> To do: Transcribe every entry below word for word, but skip the pictures.

Excerpts from a figure dataset:
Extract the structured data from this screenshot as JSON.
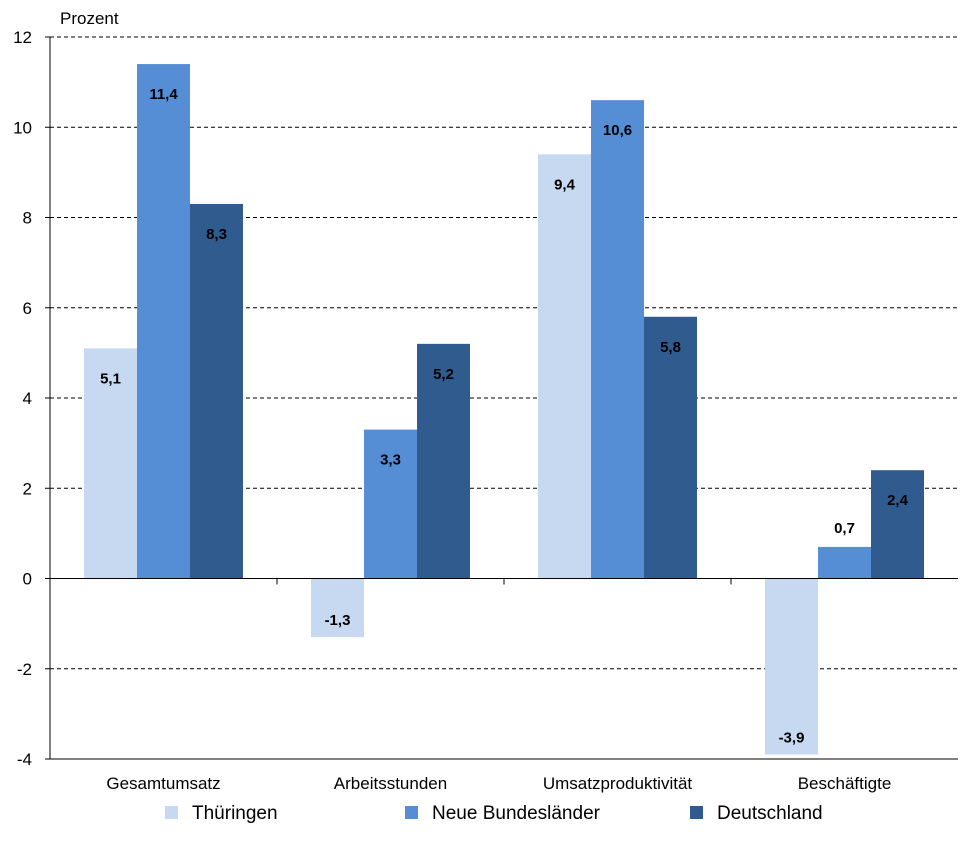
{
  "chart_data": {
    "type": "bar",
    "ylabel": "Prozent",
    "ylim": [
      -4,
      12
    ],
    "yticks": [
      12,
      10,
      8,
      6,
      4,
      2,
      0,
      -2,
      -4
    ],
    "grid": true,
    "legend_position": "bottom",
    "categories": [
      "Gesamtumsatz",
      "Arbeitsstunden",
      "Umsatzproduktivität",
      "Beschäftigte"
    ],
    "series": [
      {
        "name": "Thüringen",
        "color": "#c6d9f1",
        "values": [
          5.1,
          -1.3,
          9.4,
          -3.9
        ],
        "labels": [
          "5,1",
          "-1,3",
          "9,4",
          "-3,9"
        ]
      },
      {
        "name": "Neue Bundesländer",
        "color": "#558ed5",
        "values": [
          11.4,
          3.3,
          10.6,
          0.7
        ],
        "labels": [
          "11,4",
          "3,3",
          "10,6",
          "0,7"
        ]
      },
      {
        "name": "Deutschland",
        "color": "#2f5b8e",
        "values": [
          8.3,
          5.2,
          5.8,
          2.4
        ],
        "labels": [
          "8,3",
          "5,2",
          "5,8",
          "2,4"
        ]
      }
    ]
  }
}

> Task response:
Extract the structured data from this screenshot as JSON.
{
  "chart_data": {
    "type": "bar",
    "ylabel": "Prozent",
    "ylim": [
      -4,
      12
    ],
    "yticks": [
      12,
      10,
      8,
      6,
      4,
      2,
      0,
      -2,
      -4
    ],
    "grid": true,
    "legend_position": "bottom",
    "categories": [
      "Gesamtumsatz",
      "Arbeitsstunden",
      "Umsatzproduktivität",
      "Beschäftigte"
    ],
    "series": [
      {
        "name": "Thüringen",
        "color": "#c6d9f1",
        "values": [
          5.1,
          -1.3,
          9.4,
          -3.9
        ],
        "labels": [
          "5,1",
          "-1,3",
          "9,4",
          "-3,9"
        ]
      },
      {
        "name": "Neue Bundesländer",
        "color": "#558ed5",
        "values": [
          11.4,
          3.3,
          10.6,
          0.7
        ],
        "labels": [
          "11,4",
          "3,3",
          "10,6",
          "0,7"
        ]
      },
      {
        "name": "Deutschland",
        "color": "#2f5b8e",
        "values": [
          8.3,
          5.2,
          5.8,
          2.4
        ],
        "labels": [
          "8,3",
          "5,2",
          "5,8",
          "2,4"
        ]
      }
    ]
  }
}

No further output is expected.